--- What the exercise asks ---
Your task is to output the data exactly as it stands.

+ + + +

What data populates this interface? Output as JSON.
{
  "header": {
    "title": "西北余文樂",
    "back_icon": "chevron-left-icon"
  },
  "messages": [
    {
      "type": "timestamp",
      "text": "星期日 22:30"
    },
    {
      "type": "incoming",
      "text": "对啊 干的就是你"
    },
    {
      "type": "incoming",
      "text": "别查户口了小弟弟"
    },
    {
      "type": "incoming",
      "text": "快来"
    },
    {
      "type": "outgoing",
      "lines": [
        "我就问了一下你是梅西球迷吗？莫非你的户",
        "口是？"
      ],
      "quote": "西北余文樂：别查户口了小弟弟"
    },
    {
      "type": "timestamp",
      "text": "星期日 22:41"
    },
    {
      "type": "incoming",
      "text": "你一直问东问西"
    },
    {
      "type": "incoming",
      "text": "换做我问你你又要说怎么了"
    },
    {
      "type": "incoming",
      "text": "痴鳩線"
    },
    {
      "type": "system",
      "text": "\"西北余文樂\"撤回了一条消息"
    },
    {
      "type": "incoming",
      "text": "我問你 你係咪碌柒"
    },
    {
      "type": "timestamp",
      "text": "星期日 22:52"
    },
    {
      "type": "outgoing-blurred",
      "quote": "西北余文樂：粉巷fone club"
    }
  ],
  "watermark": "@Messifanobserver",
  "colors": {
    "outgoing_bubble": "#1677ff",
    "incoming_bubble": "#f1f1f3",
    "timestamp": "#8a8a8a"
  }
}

+ + + +

--- Exercise response ---
What data populates this interface? Output as JSON.
{
  "header": {
    "title": "西北余文樂",
    "back_icon": "chevron-left-icon"
  },
  "messages": [
    {
      "type": "timestamp",
      "text": "星期日 22:30"
    },
    {
      "type": "incoming",
      "text": "对啊 干的就是你"
    },
    {
      "type": "incoming",
      "text": "别查户口了小弟弟"
    },
    {
      "type": "incoming",
      "text": "快来"
    },
    {
      "type": "outgoing",
      "lines": [
        "我就问了一下你是梅西球迷吗？莫非你的户",
        "口是？"
      ],
      "quote": "西北余文樂：别查户口了小弟弟"
    },
    {
      "type": "timestamp",
      "text": "星期日 22:41"
    },
    {
      "type": "incoming",
      "text": "你一直问东问西"
    },
    {
      "type": "incoming",
      "text": "换做我问你你又要说怎么了"
    },
    {
      "type": "incoming",
      "text": "痴鳩線"
    },
    {
      "type": "system",
      "text": "\"西北余文樂\"撤回了一条消息"
    },
    {
      "type": "incoming",
      "text": "我問你 你係咪碌柒"
    },
    {
      "type": "timestamp",
      "text": "星期日 22:52"
    },
    {
      "type": "outgoing-blurred",
      "quote": "西北余文樂：粉巷fone club"
    }
  ],
  "watermark": "@Messifanobserver",
  "colors": {
    "outgoing_bubble": "#1677ff",
    "incoming_bubble": "#f1f1f3",
    "timestamp": "#8a8a8a"
  }
}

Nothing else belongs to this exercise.